Show all lines holding "screenshot".

**Raw records**
________________
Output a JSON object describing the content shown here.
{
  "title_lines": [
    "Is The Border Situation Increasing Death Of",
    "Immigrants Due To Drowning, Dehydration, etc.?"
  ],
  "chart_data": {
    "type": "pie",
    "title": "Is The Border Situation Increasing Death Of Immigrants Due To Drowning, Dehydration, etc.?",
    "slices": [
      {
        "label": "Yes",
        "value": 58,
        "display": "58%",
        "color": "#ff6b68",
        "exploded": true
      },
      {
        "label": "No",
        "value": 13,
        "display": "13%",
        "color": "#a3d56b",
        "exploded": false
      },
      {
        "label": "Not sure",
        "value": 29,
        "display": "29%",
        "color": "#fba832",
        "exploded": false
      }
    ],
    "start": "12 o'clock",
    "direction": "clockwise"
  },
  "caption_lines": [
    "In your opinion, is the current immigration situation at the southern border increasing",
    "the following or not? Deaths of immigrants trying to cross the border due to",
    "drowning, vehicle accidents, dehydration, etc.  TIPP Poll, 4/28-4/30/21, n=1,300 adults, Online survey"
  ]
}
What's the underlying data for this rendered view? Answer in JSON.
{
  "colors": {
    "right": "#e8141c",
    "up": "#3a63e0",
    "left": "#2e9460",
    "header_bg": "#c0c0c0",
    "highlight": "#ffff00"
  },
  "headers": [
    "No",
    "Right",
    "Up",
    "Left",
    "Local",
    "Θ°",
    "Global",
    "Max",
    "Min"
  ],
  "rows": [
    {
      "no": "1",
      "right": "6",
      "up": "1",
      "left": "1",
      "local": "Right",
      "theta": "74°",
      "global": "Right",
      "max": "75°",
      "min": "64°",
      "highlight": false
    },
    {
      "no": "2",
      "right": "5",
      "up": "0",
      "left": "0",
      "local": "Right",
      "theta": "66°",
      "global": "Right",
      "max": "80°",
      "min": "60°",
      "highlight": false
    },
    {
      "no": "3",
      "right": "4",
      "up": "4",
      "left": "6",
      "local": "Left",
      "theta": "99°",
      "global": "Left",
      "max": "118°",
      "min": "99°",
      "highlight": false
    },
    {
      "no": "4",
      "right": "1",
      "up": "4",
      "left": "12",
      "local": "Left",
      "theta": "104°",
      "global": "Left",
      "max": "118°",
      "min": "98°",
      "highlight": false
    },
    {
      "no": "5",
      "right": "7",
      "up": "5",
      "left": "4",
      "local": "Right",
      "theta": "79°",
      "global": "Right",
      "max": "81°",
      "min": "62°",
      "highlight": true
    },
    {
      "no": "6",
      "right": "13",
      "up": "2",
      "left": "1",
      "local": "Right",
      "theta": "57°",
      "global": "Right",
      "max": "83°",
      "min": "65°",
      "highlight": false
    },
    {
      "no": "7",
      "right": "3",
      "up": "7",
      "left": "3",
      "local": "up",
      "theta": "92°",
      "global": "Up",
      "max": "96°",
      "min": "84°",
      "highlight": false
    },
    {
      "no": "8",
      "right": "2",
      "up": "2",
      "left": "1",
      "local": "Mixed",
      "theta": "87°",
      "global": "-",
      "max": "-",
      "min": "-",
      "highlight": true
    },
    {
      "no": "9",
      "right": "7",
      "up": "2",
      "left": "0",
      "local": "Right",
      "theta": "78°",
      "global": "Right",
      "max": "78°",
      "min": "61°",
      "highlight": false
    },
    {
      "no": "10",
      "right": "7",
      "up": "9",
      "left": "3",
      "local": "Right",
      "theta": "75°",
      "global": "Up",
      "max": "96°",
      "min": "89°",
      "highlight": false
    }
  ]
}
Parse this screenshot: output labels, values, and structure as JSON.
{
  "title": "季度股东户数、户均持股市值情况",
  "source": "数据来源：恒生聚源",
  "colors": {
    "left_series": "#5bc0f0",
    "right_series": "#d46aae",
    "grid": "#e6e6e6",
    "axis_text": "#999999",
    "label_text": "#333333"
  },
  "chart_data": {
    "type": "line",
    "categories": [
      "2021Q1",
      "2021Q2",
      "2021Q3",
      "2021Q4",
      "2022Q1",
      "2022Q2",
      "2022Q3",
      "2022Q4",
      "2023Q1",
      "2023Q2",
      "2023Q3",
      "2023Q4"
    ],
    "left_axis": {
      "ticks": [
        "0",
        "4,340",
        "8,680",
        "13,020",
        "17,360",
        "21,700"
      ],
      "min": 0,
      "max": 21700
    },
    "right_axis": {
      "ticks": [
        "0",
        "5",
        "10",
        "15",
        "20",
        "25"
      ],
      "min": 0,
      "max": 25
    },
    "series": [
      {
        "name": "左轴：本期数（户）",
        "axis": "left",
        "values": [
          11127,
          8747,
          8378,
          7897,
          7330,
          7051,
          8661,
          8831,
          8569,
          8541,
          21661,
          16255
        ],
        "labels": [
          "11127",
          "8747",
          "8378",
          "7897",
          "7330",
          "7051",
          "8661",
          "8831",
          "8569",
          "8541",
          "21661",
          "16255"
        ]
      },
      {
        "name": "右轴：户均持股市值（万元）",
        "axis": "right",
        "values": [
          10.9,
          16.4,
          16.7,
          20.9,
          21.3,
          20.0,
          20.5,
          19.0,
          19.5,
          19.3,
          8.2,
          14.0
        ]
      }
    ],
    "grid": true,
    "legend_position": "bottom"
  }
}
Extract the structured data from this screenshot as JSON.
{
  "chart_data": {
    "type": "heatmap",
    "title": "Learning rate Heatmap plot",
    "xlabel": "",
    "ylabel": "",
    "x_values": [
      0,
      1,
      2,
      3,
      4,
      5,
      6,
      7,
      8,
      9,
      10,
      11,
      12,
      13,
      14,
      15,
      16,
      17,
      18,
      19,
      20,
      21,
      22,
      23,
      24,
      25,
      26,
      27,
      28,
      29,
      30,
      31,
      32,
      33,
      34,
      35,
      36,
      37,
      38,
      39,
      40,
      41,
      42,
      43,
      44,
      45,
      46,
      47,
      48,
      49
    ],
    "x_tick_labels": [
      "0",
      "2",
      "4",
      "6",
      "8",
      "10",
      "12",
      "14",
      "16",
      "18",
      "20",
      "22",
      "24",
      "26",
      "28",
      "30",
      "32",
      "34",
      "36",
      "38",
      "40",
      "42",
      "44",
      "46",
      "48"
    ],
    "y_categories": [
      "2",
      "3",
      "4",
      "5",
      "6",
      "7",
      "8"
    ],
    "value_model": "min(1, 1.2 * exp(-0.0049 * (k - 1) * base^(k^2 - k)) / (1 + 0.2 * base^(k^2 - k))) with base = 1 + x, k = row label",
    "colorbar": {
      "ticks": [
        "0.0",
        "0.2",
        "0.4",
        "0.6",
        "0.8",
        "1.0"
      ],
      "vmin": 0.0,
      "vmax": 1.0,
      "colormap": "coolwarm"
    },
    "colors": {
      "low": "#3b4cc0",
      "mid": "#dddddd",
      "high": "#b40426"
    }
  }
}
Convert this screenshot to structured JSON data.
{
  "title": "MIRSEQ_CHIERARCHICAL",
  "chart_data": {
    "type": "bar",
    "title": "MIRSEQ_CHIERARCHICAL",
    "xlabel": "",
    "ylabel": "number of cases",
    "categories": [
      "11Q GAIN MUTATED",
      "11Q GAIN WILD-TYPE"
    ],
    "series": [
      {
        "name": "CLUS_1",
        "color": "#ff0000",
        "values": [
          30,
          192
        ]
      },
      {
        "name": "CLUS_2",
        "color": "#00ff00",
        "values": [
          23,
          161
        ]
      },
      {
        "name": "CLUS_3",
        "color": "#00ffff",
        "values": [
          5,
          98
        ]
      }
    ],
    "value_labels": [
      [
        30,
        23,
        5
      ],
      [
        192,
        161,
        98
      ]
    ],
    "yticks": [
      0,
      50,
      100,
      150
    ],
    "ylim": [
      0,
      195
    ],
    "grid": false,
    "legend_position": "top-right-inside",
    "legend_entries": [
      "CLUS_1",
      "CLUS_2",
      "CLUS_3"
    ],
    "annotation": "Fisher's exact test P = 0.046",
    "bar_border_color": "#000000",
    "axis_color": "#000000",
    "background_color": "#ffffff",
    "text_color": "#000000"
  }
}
________________
**Task solution**
Parse this screenshot: output labels, values, and structure as JSON.
Extract the structured data from this screenshot as JSON.
Convert this screenshot to structured JSON data.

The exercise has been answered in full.